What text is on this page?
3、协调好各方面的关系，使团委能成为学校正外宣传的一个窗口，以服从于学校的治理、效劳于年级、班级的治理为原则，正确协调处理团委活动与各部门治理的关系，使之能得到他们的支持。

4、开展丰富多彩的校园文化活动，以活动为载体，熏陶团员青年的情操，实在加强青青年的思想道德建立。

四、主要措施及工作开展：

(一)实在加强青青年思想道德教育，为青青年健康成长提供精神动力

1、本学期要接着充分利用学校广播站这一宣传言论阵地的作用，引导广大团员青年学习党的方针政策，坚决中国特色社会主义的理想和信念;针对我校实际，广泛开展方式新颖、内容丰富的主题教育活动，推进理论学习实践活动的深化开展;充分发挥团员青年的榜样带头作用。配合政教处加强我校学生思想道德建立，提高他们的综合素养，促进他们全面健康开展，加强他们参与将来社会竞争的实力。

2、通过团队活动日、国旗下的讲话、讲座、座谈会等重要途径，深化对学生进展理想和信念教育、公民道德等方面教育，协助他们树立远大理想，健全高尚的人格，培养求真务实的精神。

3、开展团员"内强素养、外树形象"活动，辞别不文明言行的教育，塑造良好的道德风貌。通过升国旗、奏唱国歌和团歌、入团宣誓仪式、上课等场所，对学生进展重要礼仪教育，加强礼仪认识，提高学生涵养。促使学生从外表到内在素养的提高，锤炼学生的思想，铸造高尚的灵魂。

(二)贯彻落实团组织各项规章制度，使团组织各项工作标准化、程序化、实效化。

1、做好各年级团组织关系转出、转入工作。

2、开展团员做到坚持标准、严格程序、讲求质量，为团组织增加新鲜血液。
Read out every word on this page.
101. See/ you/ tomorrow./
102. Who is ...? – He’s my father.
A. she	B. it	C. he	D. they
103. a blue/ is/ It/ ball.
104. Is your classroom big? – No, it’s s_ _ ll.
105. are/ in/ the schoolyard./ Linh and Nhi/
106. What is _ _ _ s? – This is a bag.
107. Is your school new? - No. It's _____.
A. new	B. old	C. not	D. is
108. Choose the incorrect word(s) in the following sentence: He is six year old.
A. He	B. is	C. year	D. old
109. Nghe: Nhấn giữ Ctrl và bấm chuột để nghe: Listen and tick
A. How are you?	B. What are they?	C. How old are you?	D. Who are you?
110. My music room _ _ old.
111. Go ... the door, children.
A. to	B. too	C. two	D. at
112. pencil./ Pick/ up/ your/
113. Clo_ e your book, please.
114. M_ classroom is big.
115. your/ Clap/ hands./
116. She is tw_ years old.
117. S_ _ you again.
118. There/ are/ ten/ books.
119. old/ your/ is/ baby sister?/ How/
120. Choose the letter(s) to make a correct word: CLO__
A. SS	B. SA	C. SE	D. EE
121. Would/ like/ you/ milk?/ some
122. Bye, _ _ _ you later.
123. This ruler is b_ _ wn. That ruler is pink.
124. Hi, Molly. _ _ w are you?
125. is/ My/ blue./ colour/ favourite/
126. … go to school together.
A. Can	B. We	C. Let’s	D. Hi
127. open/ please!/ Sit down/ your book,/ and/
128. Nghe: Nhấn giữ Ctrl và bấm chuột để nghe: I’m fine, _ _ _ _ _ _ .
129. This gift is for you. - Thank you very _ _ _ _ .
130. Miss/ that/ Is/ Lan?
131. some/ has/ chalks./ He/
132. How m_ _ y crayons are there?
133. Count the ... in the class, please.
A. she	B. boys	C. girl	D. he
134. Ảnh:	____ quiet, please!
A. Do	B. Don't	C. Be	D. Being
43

### Task statement
Search the data for the word "Choose" and copy each line where it appears.

### Correct answer
108. Choose the incorrect word(s) in the following sentence: He is six year old.
120. Choose the letter(s) to make a correct word: CLO__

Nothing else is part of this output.